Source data

· · · · · · ·

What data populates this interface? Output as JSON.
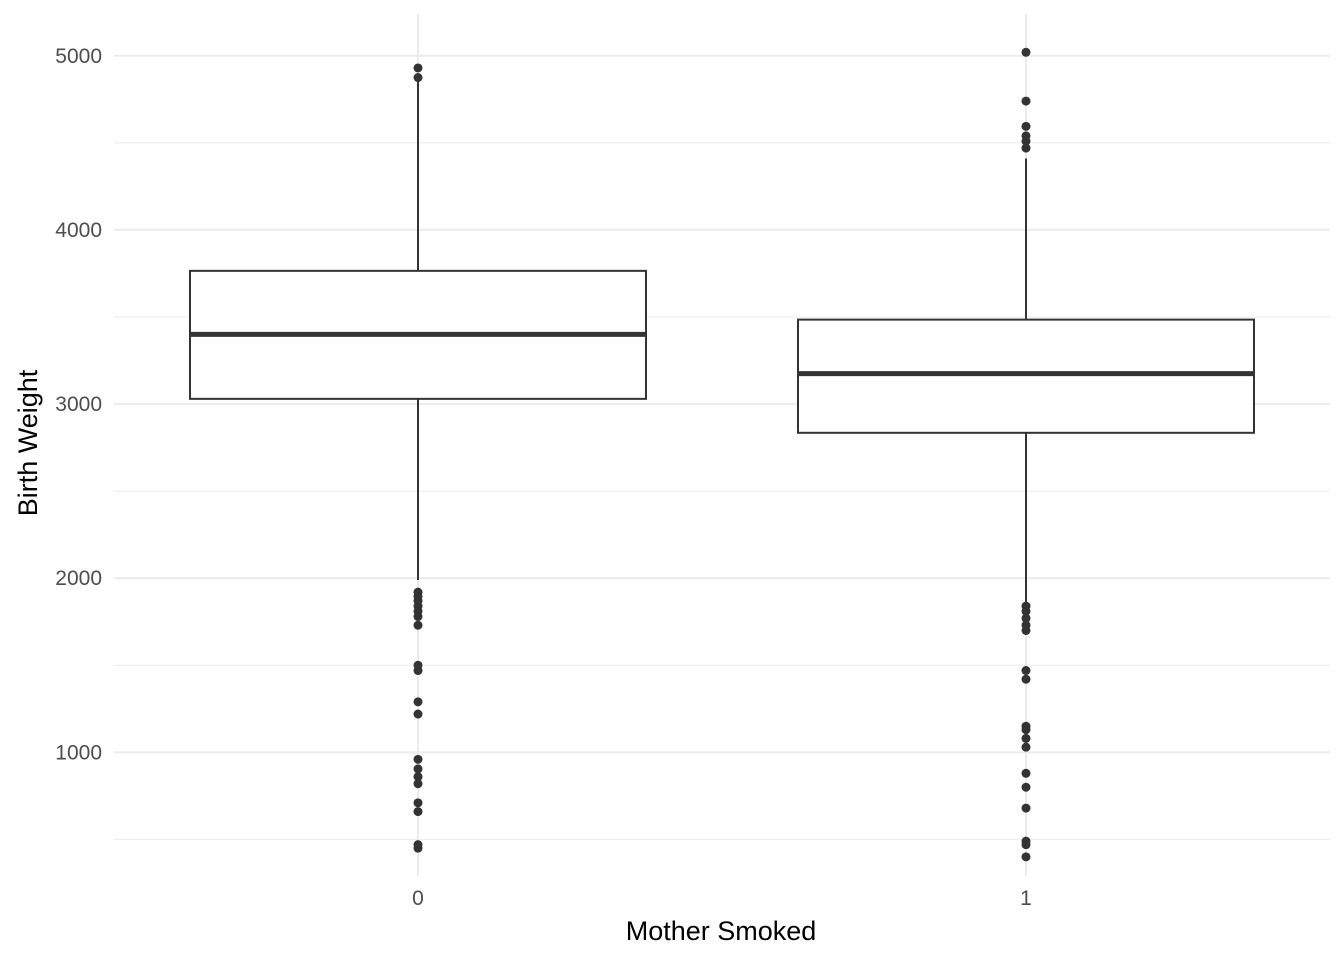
{
  "chart_data": {
    "type": "boxplot",
    "xlabel": "Mother Smoked",
    "ylabel": "Birth Weight",
    "categories": [
      "0",
      "1"
    ],
    "ylim": [
      290,
      5240
    ],
    "y_ticks": [
      1000,
      2000,
      3000,
      4000,
      5000
    ],
    "y_minor_ticks": [
      500,
      1500,
      2500,
      3500,
      4500
    ],
    "grid": true,
    "colors": {
      "box_stroke": "#333333",
      "outlier": "#333333",
      "grid": "#ebebeb",
      "tick_text": "#4d4d4d"
    },
    "boxes": [
      {
        "category": "0",
        "q1": 3030,
        "median": 3400,
        "q3": 3765,
        "whisker_low": 1990,
        "whisker_high": 4870,
        "outliers": [
          4930,
          4875,
          1920,
          1895,
          1870,
          1840,
          1810,
          1780,
          1730,
          1500,
          1470,
          1290,
          1220,
          960,
          905,
          860,
          820,
          710,
          660,
          470,
          450
        ]
      },
      {
        "category": "1",
        "q1": 2835,
        "median": 3175,
        "q3": 3485,
        "whisker_low": 1860,
        "whisker_high": 4410,
        "outliers": [
          5020,
          4740,
          4595,
          4540,
          4510,
          4470,
          1840,
          1810,
          1770,
          1730,
          1700,
          1470,
          1420,
          1150,
          1130,
          1080,
          1030,
          880,
          800,
          680,
          490,
          470,
          400
        ]
      }
    ]
  }
}
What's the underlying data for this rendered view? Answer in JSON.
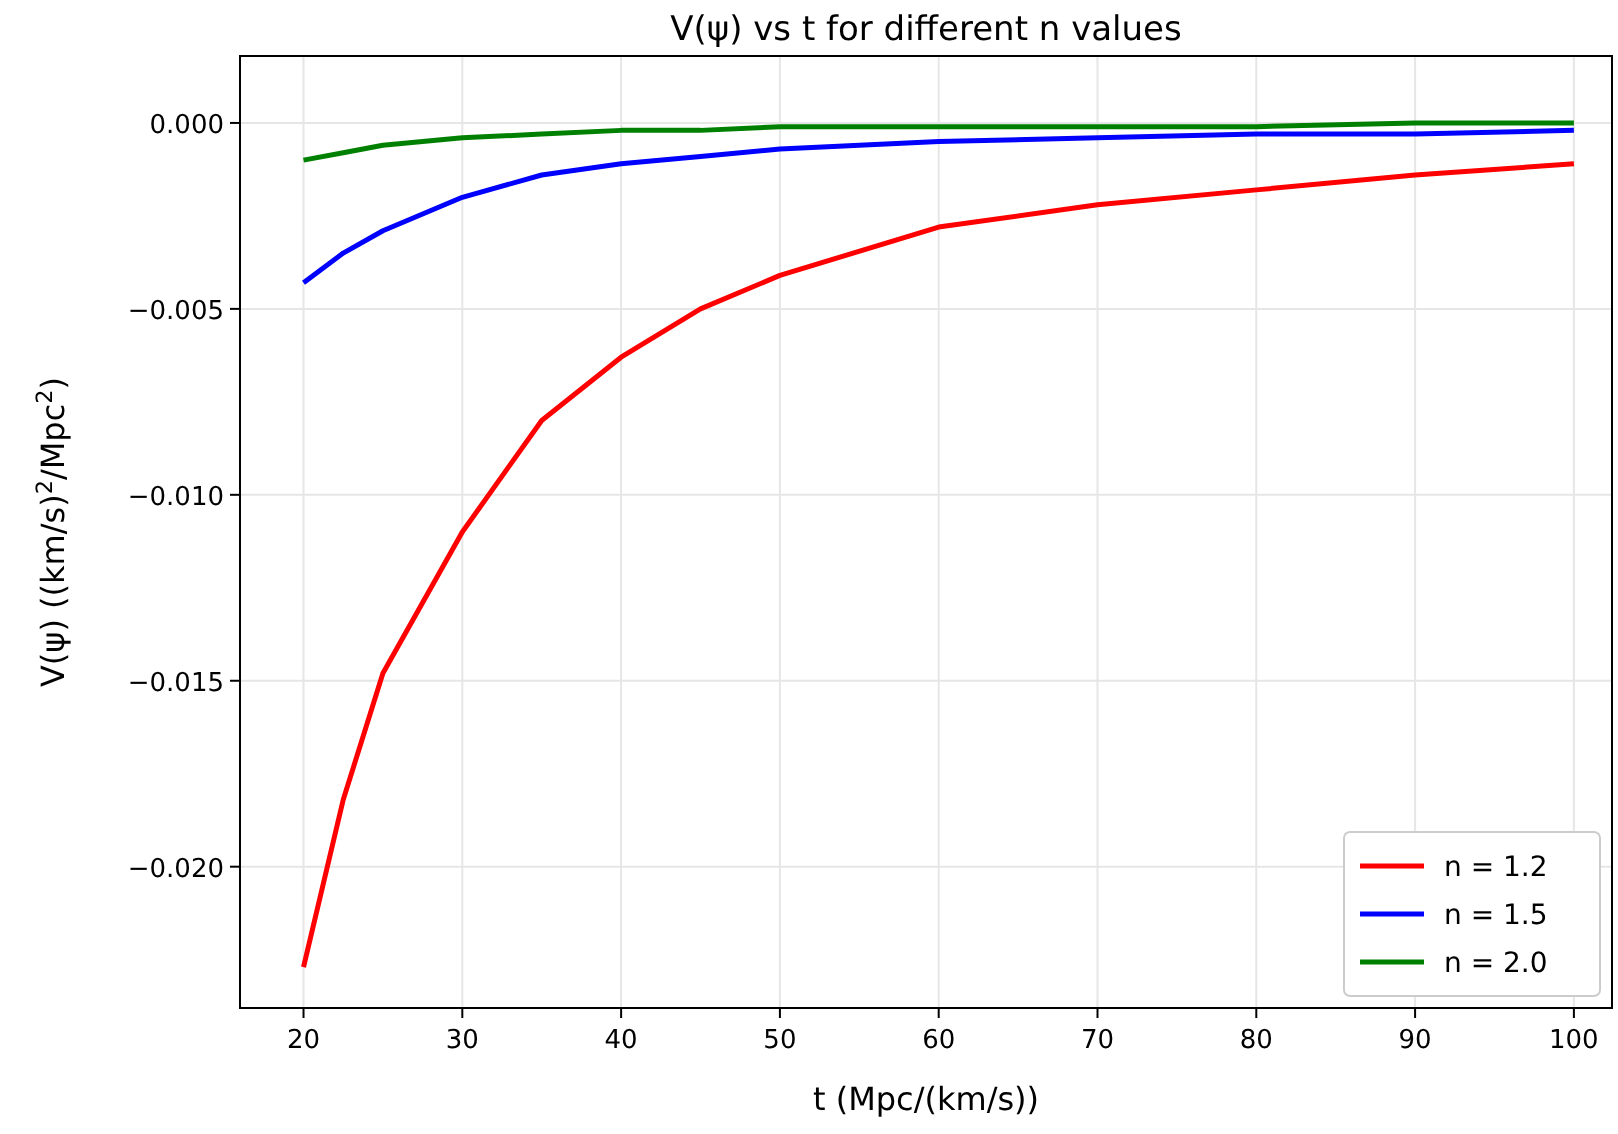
{
  "chart_data": {
    "type": "line",
    "title": "V(ψ) vs t for different n values",
    "xlabel": "t (Mpc/(km/s))",
    "ylabel": "V(ψ) ((km/s)$^{2}$/Mpc$^{2}$)",
    "x": [
      20,
      22.5,
      25,
      30,
      35,
      40,
      45,
      50,
      60,
      70,
      80,
      90,
      100
    ],
    "series": [
      {
        "name": "n = 1.2",
        "color": "#ff0000",
        "values": [
          -0.0227,
          -0.0182,
          -0.0148,
          -0.011,
          -0.008,
          -0.0063,
          -0.005,
          -0.0041,
          -0.0028,
          -0.0022,
          -0.0018,
          -0.0014,
          -0.0011
        ]
      },
      {
        "name": "n = 1.5",
        "color": "#0000ff",
        "values": [
          -0.0043,
          -0.0035,
          -0.0029,
          -0.002,
          -0.0014,
          -0.0011,
          -0.0009,
          -0.0007,
          -0.0005,
          -0.0004,
          -0.0003,
          -0.0003,
          -0.0002
        ]
      },
      {
        "name": "n = 2.0",
        "color": "#008000",
        "values": [
          -0.001,
          -0.0008,
          -0.0006,
          -0.0004,
          -0.0003,
          -0.0002,
          -0.0002,
          -0.0001,
          -0.0001,
          -0.0001,
          -0.0001,
          0,
          0
        ]
      }
    ],
    "xlim": [
      16,
      102.4
    ],
    "ylim": [
      -0.0238,
      0.0018
    ],
    "xticks": [
      20,
      30,
      40,
      50,
      60,
      70,
      80,
      90,
      100
    ],
    "yticks": [
      {
        "value": 0,
        "label": "0.000"
      },
      {
        "value": -0.005,
        "label": "−0.005"
      },
      {
        "value": -0.01,
        "label": "−0.010"
      },
      {
        "value": -0.015,
        "label": "−0.015"
      },
      {
        "value": -0.02,
        "label": "−0.020"
      }
    ],
    "grid": true,
    "legend": "bottom right",
    "line_style": "solid",
    "marker": "none"
  }
}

· · · · · · ·

Objective: Output an exact copy of the material, with the pictures removed.

Solution below:
What data populates this interface? Output as JSON.
{
  "chart_data": {
    "type": "boxplot",
    "xlabel": "Mother Smoked",
    "ylabel": "Birth Weight",
    "categories": [
      "0",
      "1"
    ],
    "ylim": [
      290,
      5240
    ],
    "y_ticks": [
      1000,
      2000,
      3000,
      4000,
      5000
    ],
    "y_minor_ticks": [
      500,
      1500,
      2500,
      3500,
      4500
    ],
    "grid": true,
    "colors": {
      "box_stroke": "#333333",
      "outlier": "#333333",
      "grid": "#ebebeb",
      "tick_text": "#4d4d4d"
    },
    "boxes": [
      {
        "category": "0",
        "q1": 3030,
        "median": 3400,
        "q3": 3765,
        "whisker_low": 1990,
        "whisker_high": 4870,
        "outliers": [
          4930,
          4875,
          1920,
          1895,
          1870,
          1840,
          1810,
          1780,
          1730,
          1500,
          1470,
          1290,
          1220,
          960,
          905,
          860,
          820,
          710,
          660,
          470,
          450
        ]
      },
      {
        "category": "1",
        "q1": 2835,
        "median": 3175,
        "q3": 3485,
        "whisker_low": 1860,
        "whisker_high": 4410,
        "outliers": [
          5020,
          4740,
          4595,
          4540,
          4510,
          4470,
          1840,
          1810,
          1770,
          1730,
          1700,
          1470,
          1420,
          1150,
          1130,
          1080,
          1030,
          880,
          800,
          680,
          490,
          470,
          400
        ]
      }
    ]
  }
}
What's the underlying data for this rendered view? Answer in JSON.
{
  "chart_data": {
    "type": "line",
    "title": "V(ψ) vs t for different n values",
    "xlabel": "t (Mpc/(km/s))",
    "ylabel": "V(ψ) ((km/s)$^{2}$/Mpc$^{2}$)",
    "x": [
      20,
      22.5,
      25,
      30,
      35,
      40,
      45,
      50,
      60,
      70,
      80,
      90,
      100
    ],
    "series": [
      {
        "name": "n = 1.2",
        "color": "#ff0000",
        "values": [
          -0.0227,
          -0.0182,
          -0.0148,
          -0.011,
          -0.008,
          -0.0063,
          -0.005,
          -0.0041,
          -0.0028,
          -0.0022,
          -0.0018,
          -0.0014,
          -0.0011
        ]
      },
      {
        "name": "n = 1.5",
        "color": "#0000ff",
        "values": [
          -0.0043,
          -0.0035,
          -0.0029,
          -0.002,
          -0.0014,
          -0.0011,
          -0.0009,
          -0.0007,
          -0.0005,
          -0.0004,
          -0.0003,
          -0.0003,
          -0.0002
        ]
      },
      {
        "name": "n = 2.0",
        "color": "#008000",
        "values": [
          -0.001,
          -0.0008,
          -0.0006,
          -0.0004,
          -0.0003,
          -0.0002,
          -0.0002,
          -0.0001,
          -0.0001,
          -0.0001,
          -0.0001,
          0,
          0
        ]
      }
    ],
    "xlim": [
      16,
      102.4
    ],
    "ylim": [
      -0.0238,
      0.0018
    ],
    "xticks": [
      20,
      30,
      40,
      50,
      60,
      70,
      80,
      90,
      100
    ],
    "yticks": [
      {
        "value": 0,
        "label": "0.000"
      },
      {
        "value": -0.005,
        "label": "−0.005"
      },
      {
        "value": -0.01,
        "label": "−0.010"
      },
      {
        "value": -0.015,
        "label": "−0.015"
      },
      {
        "value": -0.02,
        "label": "−0.020"
      }
    ],
    "grid": true,
    "legend": "bottom right",
    "line_style": "solid",
    "marker": "none"
  }
}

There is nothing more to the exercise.